>> BEGIN ENTRIES PROVIDED
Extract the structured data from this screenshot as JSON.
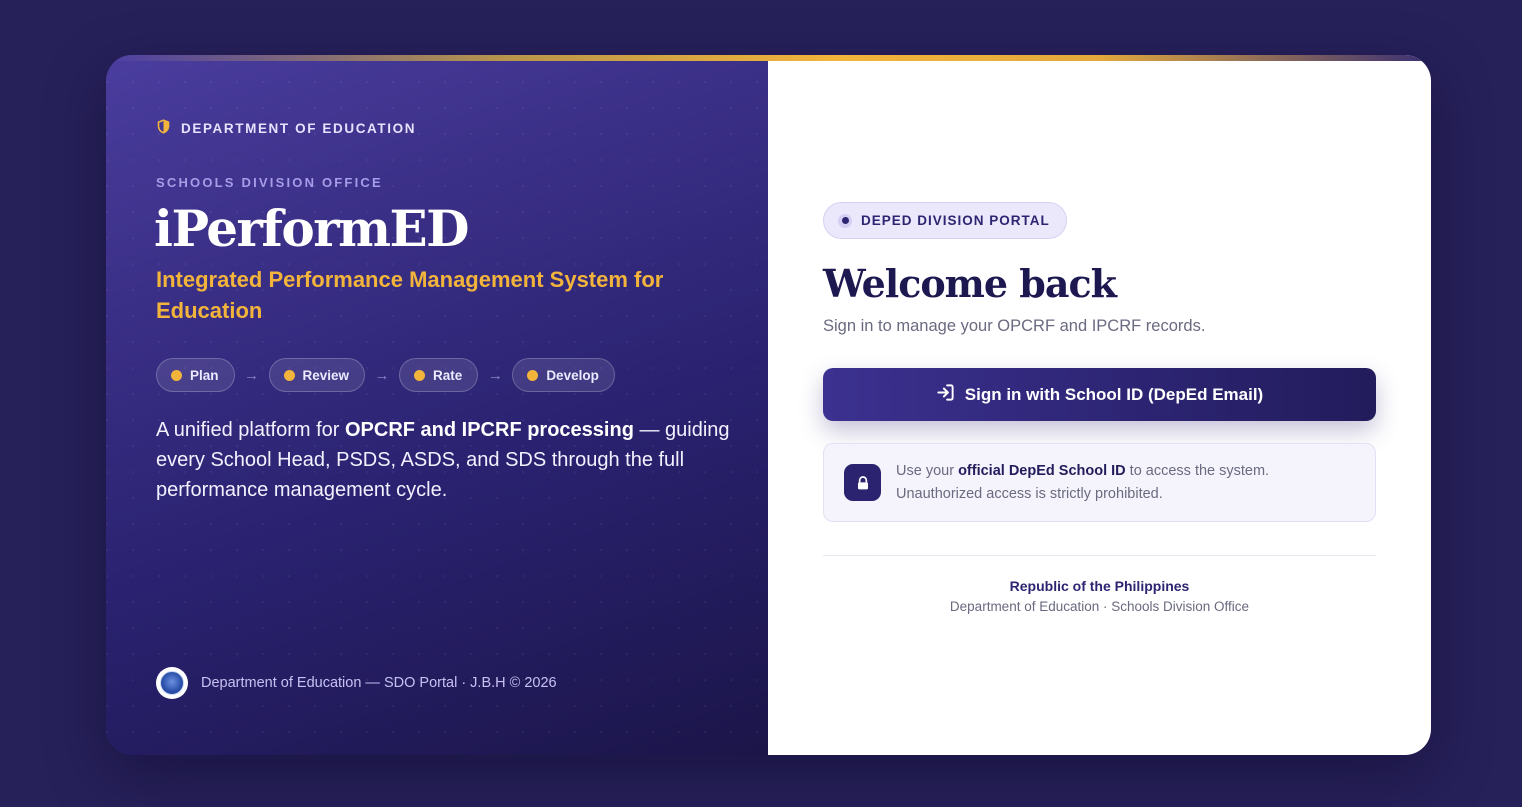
{
  "left": {
    "department": "DEPARTMENT OF EDUCATION",
    "office_label": "SCHOOLS DIVISION OFFICE",
    "brand": "iPerformED",
    "tagline": "Integrated Performance Management System for Education",
    "steps": [
      {
        "label": "Plan"
      },
      {
        "label": "Review"
      },
      {
        "label": "Rate"
      },
      {
        "label": "Develop"
      }
    ],
    "step_arrow": "→",
    "description": {
      "prefix": "A unified platform for ",
      "highlight": "OPCRF and IPCRF processing",
      "suffix": " — guiding every School Head, PSDS, ASDS, and SDS through the full performance management cycle."
    },
    "footer": "Department of Education — SDO Portal · J.B.H © 2026"
  },
  "right": {
    "badge": "DEPED DIVISION PORTAL",
    "welcome": "Welcome back",
    "subtitle": "Sign in to manage your OPCRF and IPCRF records.",
    "signin_label": "Sign in with School ID (DepEd Email)",
    "notice": {
      "prefix": "Use your ",
      "highlight": "official DepEd School ID",
      "suffix": " to access the system.",
      "line2": "Unauthorized access is strictly prohibited."
    },
    "republic": "Republic of the Philippines",
    "org": "Department of Education · Schools Division Office"
  },
  "icons": {
    "department": "shield-icon",
    "signin": "sign-in-icon",
    "notice": "lock-icon",
    "footer": "deped-seal-icon"
  },
  "colors": {
    "background": "#27215a",
    "accent_gold": "#f2b43b",
    "primary_navy": "#2d2574",
    "panel_white": "#ffffff"
  }
}
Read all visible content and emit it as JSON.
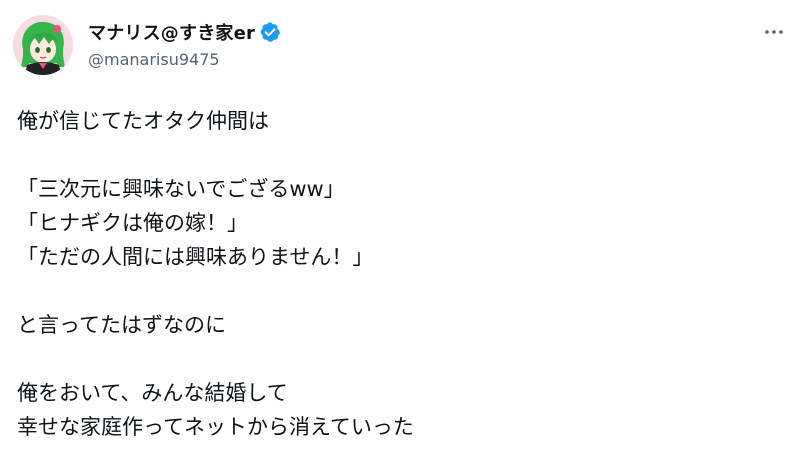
{
  "author": {
    "display_name": "マナリス@すき家er",
    "handle": "@manarisu9475",
    "verified": true,
    "verified_color": "#1d9bf0",
    "avatar_icon": "anime-character-avatar"
  },
  "menu": {
    "more_icon": "more-horizontal-icon",
    "more_label": "···"
  },
  "tweet": {
    "lines": [
      "俺が信じてたオタク仲間は",
      "",
      "「三次元に興味ないでござるww」",
      "「ヒナギクは俺の嫁！」",
      "「ただの人間には興味ありません！」",
      "",
      "と言ってたはずなのに",
      "",
      "俺をおいて、みんな結婚して",
      "幸せな家庭作ってネットから消えていった"
    ]
  }
}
>> END ENTRIES PROVIDED
WHAT THE TASK REQUIRES = Lines that include the word "IPCRF" are to be extracted from the data above.

FINAL ANSWER =
      "highlight": "OPCRF and IPCRF processing",
    "subtitle": "Sign in to manage your OPCRF and IPCRF records.",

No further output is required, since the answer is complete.